▶ _INSTRUCTIONS TO FOLLOW_
Retype the records that come next, word for word.

-.-.-

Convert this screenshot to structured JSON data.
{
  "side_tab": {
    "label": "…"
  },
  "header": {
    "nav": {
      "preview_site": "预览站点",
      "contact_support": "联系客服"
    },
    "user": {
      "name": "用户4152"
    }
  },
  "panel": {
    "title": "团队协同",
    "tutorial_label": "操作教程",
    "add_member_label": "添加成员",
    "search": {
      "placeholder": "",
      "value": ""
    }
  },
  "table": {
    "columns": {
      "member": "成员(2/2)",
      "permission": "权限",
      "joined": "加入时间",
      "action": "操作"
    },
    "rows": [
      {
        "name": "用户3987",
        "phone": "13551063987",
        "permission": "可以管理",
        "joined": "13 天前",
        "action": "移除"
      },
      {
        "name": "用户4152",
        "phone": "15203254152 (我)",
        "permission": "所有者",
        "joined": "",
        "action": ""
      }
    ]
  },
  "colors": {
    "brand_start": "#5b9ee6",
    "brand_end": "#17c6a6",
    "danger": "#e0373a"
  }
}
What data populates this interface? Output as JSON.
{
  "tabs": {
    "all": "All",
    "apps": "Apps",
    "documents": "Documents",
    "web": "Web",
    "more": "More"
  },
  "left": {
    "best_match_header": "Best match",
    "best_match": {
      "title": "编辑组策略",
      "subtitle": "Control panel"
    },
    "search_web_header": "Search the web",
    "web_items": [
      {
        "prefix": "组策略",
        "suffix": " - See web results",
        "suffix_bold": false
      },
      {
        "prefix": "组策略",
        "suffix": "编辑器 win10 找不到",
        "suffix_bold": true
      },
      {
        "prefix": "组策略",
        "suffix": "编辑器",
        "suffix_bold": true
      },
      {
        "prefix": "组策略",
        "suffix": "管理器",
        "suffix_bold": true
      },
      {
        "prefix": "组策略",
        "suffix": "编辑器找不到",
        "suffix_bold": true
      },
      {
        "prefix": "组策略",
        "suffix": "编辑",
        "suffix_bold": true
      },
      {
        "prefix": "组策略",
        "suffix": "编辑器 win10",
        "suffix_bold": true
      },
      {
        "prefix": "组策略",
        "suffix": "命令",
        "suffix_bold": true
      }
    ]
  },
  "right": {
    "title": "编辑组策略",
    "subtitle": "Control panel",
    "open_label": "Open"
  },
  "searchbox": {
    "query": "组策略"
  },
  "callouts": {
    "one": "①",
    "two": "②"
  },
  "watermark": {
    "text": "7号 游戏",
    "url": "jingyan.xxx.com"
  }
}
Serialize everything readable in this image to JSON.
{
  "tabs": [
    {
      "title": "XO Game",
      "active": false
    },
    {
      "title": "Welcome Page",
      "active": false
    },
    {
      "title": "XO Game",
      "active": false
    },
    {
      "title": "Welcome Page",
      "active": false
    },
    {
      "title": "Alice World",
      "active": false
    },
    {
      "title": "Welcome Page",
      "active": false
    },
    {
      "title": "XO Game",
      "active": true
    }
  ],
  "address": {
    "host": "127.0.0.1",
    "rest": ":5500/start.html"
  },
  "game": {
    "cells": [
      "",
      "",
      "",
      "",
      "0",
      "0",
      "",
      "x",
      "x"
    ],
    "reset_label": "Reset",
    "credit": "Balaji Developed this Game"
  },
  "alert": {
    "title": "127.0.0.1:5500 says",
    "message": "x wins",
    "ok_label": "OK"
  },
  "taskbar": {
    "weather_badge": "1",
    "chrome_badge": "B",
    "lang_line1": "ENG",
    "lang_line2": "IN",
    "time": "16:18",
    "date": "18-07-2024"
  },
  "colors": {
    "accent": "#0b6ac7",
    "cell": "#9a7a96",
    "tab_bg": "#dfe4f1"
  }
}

-.-.-

▶ _TASK ANSWER_
Convert this screenshot to structured JSON data.
{
  "side_tab": {
    "label": "…"
  },
  "header": {
    "nav": {
      "preview_site": "预览站点",
      "contact_support": "联系客服"
    },
    "user": {
      "name": "用户4152"
    }
  },
  "panel": {
    "title": "团队协同",
    "tutorial_label": "操作教程",
    "add_member_label": "添加成员",
    "search": {
      "placeholder": "",
      "value": ""
    }
  },
  "table": {
    "columns": {
      "member": "成员(2/2)",
      "permission": "权限",
      "joined": "加入时间",
      "action": "操作"
    },
    "rows": [
      {
        "name": "用户3987",
        "phone": "13551063987",
        "permission": "可以管理",
        "joined": "13 天前",
        "action": "移除"
      },
      {
        "name": "用户4152",
        "phone": "15203254152 (我)",
        "permission": "所有者",
        "joined": "",
        "action": ""
      }
    ]
  },
  "colors": {
    "brand_start": "#5b9ee6",
    "brand_end": "#17c6a6",
    "danger": "#e0373a"
  }
}
What data populates this interface? Output as JSON.
{
  "tabs": {
    "all": "All",
    "apps": "Apps",
    "documents": "Documents",
    "web": "Web",
    "more": "More"
  },
  "left": {
    "best_match_header": "Best match",
    "best_match": {
      "title": "编辑组策略",
      "subtitle": "Control panel"
    },
    "search_web_header": "Search the web",
    "web_items": [
      {
        "prefix": "组策略",
        "suffix": " - See web results",
        "suffix_bold": false
      },
      {
        "prefix": "组策略",
        "suffix": "编辑器 win10 找不到",
        "suffix_bold": true
      },
      {
        "prefix": "组策略",
        "suffix": "编辑器",
        "suffix_bold": true
      },
      {
        "prefix": "组策略",
        "suffix": "管理器",
        "suffix_bold": true
      },
      {
        "prefix": "组策略",
        "suffix": "编辑器找不到",
        "suffix_bold": true
      },
      {
        "prefix": "组策略",
        "suffix": "编辑",
        "suffix_bold": true
      },
      {
        "prefix": "组策略",
        "suffix": "编辑器 win10",
        "suffix_bold": true
      },
      {
        "prefix": "组策略",
        "suffix": "命令",
        "suffix_bold": true
      }
    ]
  },
  "right": {
    "title": "编辑组策略",
    "subtitle": "Control panel",
    "open_label": "Open"
  },
  "searchbox": {
    "query": "组策略"
  },
  "callouts": {
    "one": "①",
    "two": "②"
  },
  "watermark": {
    "text": "7号 游戏",
    "url": "jingyan.xxx.com"
  }
}
Serialize everything readable in this image to JSON.
{
  "tabs": [
    {
      "title": "XO Game",
      "active": false
    },
    {
      "title": "Welcome Page",
      "active": false
    },
    {
      "title": "XO Game",
      "active": false
    },
    {
      "title": "Welcome Page",
      "active": false
    },
    {
      "title": "Alice World",
      "active": false
    },
    {
      "title": "Welcome Page",
      "active": false
    },
    {
      "title": "XO Game",
      "active": true
    }
  ],
  "address": {
    "host": "127.0.0.1",
    "rest": ":5500/start.html"
  },
  "game": {
    "cells": [
      "",
      "",
      "",
      "",
      "0",
      "0",
      "",
      "x",
      "x"
    ],
    "reset_label": "Reset",
    "credit": "Balaji Developed this Game"
  },
  "alert": {
    "title": "127.0.0.1:5500 says",
    "message": "x wins",
    "ok_label": "OK"
  },
  "taskbar": {
    "weather_badge": "1",
    "chrome_badge": "B",
    "lang_line1": "ENG",
    "lang_line2": "IN",
    "time": "16:18",
    "date": "18-07-2024"
  },
  "colors": {
    "accent": "#0b6ac7",
    "cell": "#9a7a96",
    "tab_bg": "#dfe4f1"
  }
}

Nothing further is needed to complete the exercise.